--- BEGIN ---
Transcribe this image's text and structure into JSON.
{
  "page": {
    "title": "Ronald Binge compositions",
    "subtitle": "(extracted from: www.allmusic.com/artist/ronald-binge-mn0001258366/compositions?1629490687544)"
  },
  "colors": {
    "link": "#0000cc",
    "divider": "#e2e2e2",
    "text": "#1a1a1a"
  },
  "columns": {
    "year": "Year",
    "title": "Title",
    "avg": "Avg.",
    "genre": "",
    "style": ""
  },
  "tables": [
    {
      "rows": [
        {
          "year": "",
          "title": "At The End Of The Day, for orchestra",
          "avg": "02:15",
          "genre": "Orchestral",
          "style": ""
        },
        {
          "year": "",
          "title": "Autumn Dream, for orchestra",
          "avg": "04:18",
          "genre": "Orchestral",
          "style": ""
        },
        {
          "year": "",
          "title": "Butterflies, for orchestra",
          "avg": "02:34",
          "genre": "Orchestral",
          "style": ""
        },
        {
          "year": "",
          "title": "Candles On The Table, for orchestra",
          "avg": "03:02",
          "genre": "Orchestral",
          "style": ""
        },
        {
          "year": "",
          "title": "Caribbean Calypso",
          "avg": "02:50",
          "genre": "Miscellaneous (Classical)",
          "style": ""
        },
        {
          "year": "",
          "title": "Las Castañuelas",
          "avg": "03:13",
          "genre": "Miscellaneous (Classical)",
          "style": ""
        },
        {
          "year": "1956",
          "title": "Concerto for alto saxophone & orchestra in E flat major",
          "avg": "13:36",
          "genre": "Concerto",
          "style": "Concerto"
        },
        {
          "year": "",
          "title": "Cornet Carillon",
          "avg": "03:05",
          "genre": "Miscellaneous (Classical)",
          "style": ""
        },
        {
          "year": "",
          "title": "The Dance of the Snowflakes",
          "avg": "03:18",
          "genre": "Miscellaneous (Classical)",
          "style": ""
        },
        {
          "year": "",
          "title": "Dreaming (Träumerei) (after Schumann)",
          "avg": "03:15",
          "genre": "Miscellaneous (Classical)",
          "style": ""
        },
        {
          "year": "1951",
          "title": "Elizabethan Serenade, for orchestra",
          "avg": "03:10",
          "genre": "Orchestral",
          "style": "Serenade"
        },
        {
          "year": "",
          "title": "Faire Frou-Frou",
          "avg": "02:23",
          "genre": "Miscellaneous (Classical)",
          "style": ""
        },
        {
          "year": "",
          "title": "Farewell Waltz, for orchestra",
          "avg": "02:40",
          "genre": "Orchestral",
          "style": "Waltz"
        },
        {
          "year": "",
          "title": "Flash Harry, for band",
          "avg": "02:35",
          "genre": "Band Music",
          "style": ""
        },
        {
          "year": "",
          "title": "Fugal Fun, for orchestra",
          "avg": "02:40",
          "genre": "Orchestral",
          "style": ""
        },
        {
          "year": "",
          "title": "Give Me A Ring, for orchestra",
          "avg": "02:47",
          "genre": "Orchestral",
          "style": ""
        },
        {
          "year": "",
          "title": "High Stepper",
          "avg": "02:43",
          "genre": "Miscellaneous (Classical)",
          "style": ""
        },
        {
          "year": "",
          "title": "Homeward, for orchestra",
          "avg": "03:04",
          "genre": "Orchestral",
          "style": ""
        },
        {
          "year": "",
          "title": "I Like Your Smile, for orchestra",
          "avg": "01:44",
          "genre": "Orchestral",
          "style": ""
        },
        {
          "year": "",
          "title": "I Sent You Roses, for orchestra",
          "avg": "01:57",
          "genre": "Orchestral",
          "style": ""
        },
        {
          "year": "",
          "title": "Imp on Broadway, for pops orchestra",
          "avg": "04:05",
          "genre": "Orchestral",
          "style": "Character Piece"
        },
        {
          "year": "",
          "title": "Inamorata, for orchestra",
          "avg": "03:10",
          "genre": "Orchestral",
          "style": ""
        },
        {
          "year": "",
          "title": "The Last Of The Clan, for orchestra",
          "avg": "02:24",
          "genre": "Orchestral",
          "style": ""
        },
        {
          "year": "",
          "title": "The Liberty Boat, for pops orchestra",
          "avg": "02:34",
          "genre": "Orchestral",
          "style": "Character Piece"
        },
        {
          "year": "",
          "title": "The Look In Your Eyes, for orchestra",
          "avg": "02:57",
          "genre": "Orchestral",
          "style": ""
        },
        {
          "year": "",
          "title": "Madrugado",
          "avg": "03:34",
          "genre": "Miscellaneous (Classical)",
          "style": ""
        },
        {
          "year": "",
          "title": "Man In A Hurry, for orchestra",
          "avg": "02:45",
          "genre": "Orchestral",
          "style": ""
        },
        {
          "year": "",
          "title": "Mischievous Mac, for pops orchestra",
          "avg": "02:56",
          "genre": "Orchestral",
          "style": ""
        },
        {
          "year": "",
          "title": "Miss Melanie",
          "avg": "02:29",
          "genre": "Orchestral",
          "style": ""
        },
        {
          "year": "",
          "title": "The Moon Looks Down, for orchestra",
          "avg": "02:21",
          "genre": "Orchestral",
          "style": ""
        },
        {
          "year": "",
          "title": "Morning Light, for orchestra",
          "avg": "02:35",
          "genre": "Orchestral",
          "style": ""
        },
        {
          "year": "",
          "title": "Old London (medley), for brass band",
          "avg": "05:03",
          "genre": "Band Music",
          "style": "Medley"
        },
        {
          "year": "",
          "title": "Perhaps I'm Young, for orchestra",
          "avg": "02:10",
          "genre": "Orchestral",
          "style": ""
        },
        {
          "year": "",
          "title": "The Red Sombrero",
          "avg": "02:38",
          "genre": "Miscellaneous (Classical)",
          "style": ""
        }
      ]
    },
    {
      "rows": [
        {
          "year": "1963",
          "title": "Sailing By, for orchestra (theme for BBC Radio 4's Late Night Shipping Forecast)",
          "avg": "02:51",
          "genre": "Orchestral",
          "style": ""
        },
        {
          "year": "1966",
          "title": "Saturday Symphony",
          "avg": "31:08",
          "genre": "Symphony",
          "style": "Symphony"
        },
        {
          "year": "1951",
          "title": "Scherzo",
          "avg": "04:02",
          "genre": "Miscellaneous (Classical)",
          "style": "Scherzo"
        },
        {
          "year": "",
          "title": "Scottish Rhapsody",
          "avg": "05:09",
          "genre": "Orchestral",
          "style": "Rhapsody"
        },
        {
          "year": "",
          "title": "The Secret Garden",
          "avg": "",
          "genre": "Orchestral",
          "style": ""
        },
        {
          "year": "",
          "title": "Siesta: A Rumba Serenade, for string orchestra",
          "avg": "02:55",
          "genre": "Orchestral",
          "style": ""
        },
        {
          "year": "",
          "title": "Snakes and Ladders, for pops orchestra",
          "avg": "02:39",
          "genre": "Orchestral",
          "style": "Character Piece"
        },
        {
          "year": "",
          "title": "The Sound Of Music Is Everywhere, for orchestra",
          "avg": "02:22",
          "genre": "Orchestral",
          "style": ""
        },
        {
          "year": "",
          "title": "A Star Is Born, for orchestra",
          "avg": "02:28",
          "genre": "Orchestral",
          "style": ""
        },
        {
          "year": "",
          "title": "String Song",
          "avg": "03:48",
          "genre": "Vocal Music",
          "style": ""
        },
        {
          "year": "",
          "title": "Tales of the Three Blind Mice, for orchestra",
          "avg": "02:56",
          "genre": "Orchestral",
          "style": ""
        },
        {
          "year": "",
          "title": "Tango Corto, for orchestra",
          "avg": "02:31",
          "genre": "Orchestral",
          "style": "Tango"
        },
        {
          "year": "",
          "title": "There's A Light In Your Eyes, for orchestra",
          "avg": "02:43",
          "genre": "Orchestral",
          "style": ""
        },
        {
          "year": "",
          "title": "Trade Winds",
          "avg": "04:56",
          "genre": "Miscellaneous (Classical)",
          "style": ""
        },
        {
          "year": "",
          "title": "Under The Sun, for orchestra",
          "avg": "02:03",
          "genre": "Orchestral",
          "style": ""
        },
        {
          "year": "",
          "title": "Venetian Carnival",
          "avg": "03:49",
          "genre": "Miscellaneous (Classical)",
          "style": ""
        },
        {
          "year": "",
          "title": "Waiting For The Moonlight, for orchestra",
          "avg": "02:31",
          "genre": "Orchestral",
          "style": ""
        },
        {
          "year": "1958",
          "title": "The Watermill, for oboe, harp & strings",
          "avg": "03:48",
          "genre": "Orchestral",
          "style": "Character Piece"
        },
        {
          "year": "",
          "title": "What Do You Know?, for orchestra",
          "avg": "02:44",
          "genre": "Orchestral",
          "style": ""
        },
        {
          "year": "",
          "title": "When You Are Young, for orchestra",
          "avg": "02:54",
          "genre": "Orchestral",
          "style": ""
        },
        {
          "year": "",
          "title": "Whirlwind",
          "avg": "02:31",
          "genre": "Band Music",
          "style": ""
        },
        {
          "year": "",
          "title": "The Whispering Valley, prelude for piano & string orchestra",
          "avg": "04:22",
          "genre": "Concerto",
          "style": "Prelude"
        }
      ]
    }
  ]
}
--- END ---
• _YOUR GOAL_
For each line in the data above that contains the string "Concerto", extract the line.

• _OUTPUT OF THE TASK_
          "title": "Concerto for alto saxophone & orchestra in E flat major",
          "genre": "Concerto",
          "style": "Concerto"
          "genre": "Concerto",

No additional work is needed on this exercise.